#### GIVEN REQUEST:
Every line of the records must be repeated exactly; pictures stay out.

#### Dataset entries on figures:

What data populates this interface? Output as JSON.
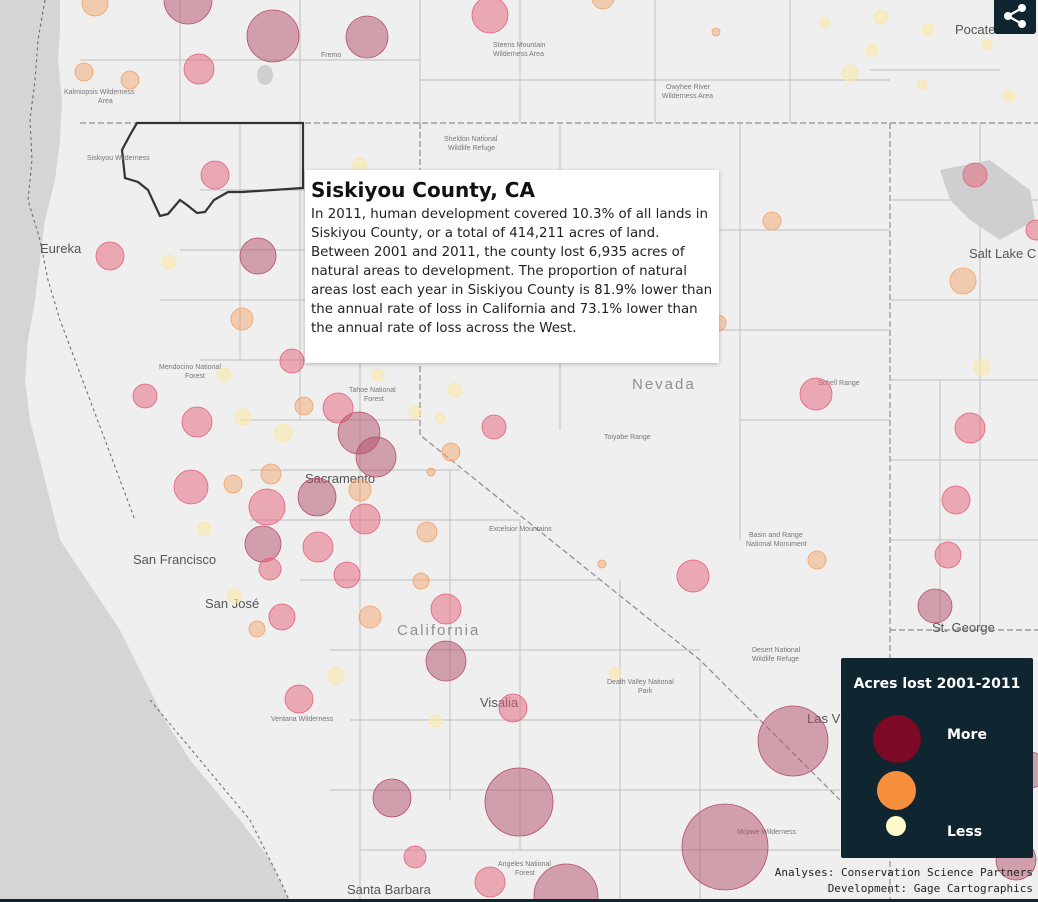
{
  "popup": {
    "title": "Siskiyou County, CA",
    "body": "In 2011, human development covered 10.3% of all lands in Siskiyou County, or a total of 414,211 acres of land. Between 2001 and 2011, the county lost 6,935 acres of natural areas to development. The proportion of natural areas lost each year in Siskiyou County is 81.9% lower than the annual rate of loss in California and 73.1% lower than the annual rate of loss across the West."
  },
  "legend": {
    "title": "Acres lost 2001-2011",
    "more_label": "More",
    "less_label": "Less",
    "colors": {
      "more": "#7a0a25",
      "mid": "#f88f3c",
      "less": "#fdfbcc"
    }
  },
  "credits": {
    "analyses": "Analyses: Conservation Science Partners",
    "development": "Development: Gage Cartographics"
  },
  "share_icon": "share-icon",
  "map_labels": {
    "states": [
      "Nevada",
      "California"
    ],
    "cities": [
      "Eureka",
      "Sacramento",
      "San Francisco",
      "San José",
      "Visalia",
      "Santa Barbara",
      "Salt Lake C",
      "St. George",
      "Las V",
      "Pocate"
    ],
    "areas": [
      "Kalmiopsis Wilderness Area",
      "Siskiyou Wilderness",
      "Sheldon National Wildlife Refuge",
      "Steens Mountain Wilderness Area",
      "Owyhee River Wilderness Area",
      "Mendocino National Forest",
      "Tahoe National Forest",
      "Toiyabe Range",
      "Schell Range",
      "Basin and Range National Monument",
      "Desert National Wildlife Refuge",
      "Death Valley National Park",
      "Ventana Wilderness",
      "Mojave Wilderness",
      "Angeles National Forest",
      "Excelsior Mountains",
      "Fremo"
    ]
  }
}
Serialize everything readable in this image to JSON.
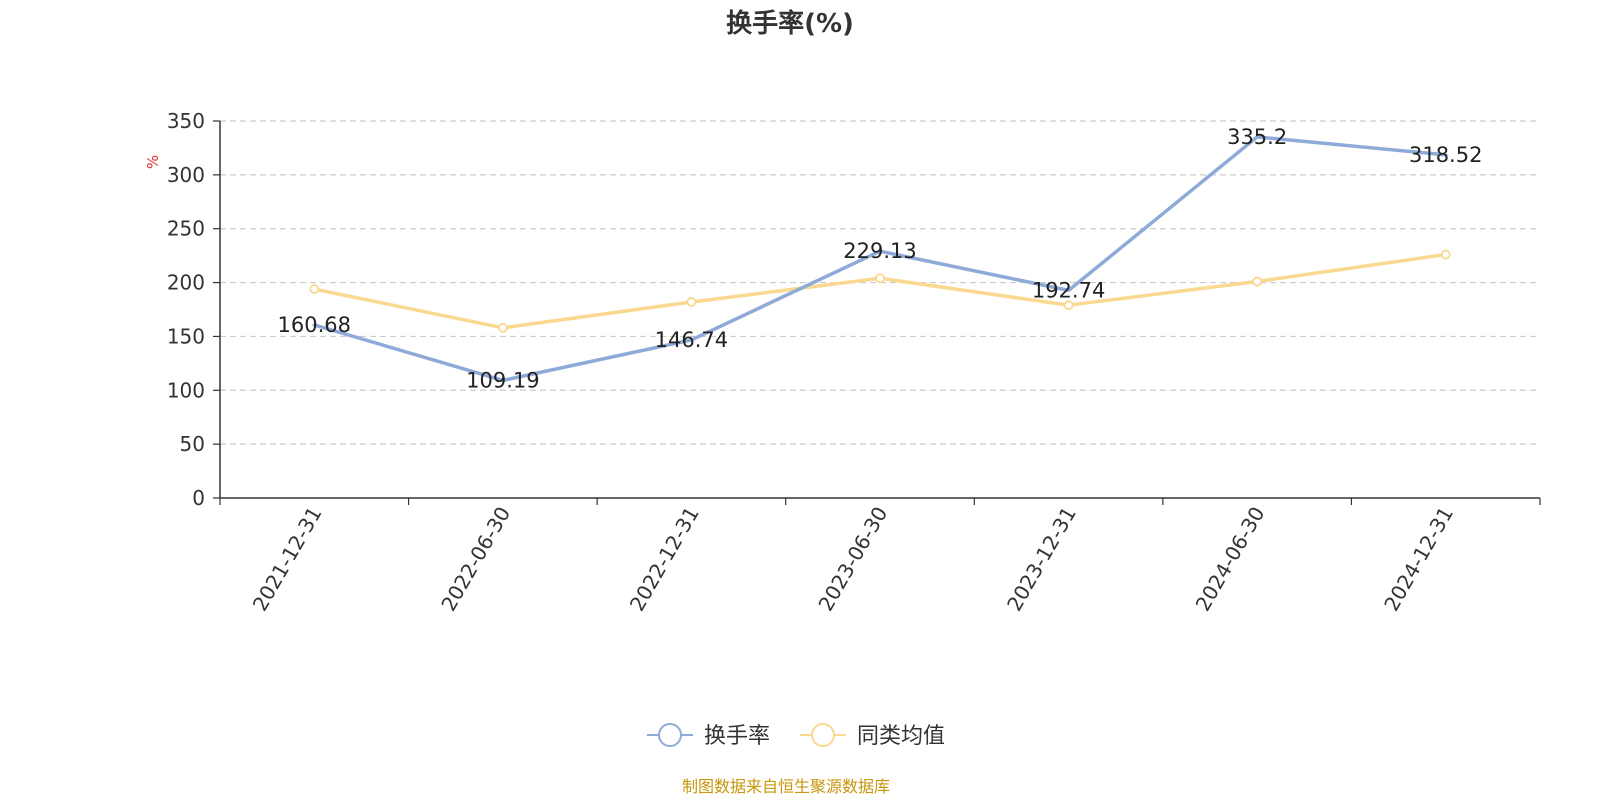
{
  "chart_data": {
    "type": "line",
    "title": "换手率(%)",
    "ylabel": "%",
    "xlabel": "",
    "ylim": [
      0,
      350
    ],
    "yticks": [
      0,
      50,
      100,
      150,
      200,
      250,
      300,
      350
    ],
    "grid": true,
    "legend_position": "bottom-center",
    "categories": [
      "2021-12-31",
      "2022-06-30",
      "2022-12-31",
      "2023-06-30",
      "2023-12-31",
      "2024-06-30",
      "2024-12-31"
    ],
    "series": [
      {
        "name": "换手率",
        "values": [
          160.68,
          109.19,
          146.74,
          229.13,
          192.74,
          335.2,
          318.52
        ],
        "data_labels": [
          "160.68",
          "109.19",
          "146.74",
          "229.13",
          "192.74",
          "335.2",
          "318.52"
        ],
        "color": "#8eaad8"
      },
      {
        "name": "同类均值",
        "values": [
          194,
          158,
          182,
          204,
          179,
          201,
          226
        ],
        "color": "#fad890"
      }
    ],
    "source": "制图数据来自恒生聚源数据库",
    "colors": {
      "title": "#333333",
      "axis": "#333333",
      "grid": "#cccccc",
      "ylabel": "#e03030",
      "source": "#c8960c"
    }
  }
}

#### SOLUTION FOR THIS EXERCISE:
What data populates this interface? Output as JSON.
{
  "popup": {
    "title": "Siskiyou County, CA",
    "body": "In 2011, human development covered 10.3% of all lands in Siskiyou County, or a total of 414,211 acres of land. Between 2001 and 2011, the county lost 6,935 acres of natural areas to development. The proportion of natural areas lost each year in Siskiyou County is 81.9% lower than the annual rate of loss in California and 73.1% lower than the annual rate of loss across the West."
  },
  "legend": {
    "title": "Acres lost 2001-2011",
    "more_label": "More",
    "less_label": "Less",
    "colors": {
      "more": "#7a0a25",
      "mid": "#f88f3c",
      "less": "#fdfbcc"
    }
  },
  "credits": {
    "analyses": "Analyses: Conservation Science Partners",
    "development": "Development: Gage Cartographics"
  },
  "share_icon": "share-icon",
  "map_labels": {
    "states": [
      "Nevada",
      "California"
    ],
    "cities": [
      "Eureka",
      "Sacramento",
      "San Francisco",
      "San José",
      "Visalia",
      "Santa Barbara",
      "Salt Lake C",
      "St. George",
      "Las V",
      "Pocate"
    ],
    "areas": [
      "Kalmiopsis Wilderness Area",
      "Siskiyou Wilderness",
      "Sheldon National Wildlife Refuge",
      "Steens Mountain Wilderness Area",
      "Owyhee River Wilderness Area",
      "Mendocino National Forest",
      "Tahoe National Forest",
      "Toiyabe Range",
      "Schell Range",
      "Basin and Range National Monument",
      "Desert National Wildlife Refuge",
      "Death Valley National Park",
      "Ventana Wilderness",
      "Mojave Wilderness",
      "Angeles National Forest",
      "Excelsior Mountains",
      "Fremo"
    ]
  }
}
Serialize everything readable in this image to JSON.
{
  "chart_data": {
    "type": "line",
    "title": "换手率(%)",
    "ylabel": "%",
    "xlabel": "",
    "ylim": [
      0,
      350
    ],
    "yticks": [
      0,
      50,
      100,
      150,
      200,
      250,
      300,
      350
    ],
    "grid": true,
    "legend_position": "bottom-center",
    "categories": [
      "2021-12-31",
      "2022-06-30",
      "2022-12-31",
      "2023-06-30",
      "2023-12-31",
      "2024-06-30",
      "2024-12-31"
    ],
    "series": [
      {
        "name": "换手率",
        "values": [
          160.68,
          109.19,
          146.74,
          229.13,
          192.74,
          335.2,
          318.52
        ],
        "data_labels": [
          "160.68",
          "109.19",
          "146.74",
          "229.13",
          "192.74",
          "335.2",
          "318.52"
        ],
        "color": "#8eaad8"
      },
      {
        "name": "同类均值",
        "values": [
          194,
          158,
          182,
          204,
          179,
          201,
          226
        ],
        "color": "#fad890"
      }
    ],
    "source": "制图数据来自恒生聚源数据库",
    "colors": {
      "title": "#333333",
      "axis": "#333333",
      "grid": "#cccccc",
      "ylabel": "#e03030",
      "source": "#c8960c"
    }
  }
}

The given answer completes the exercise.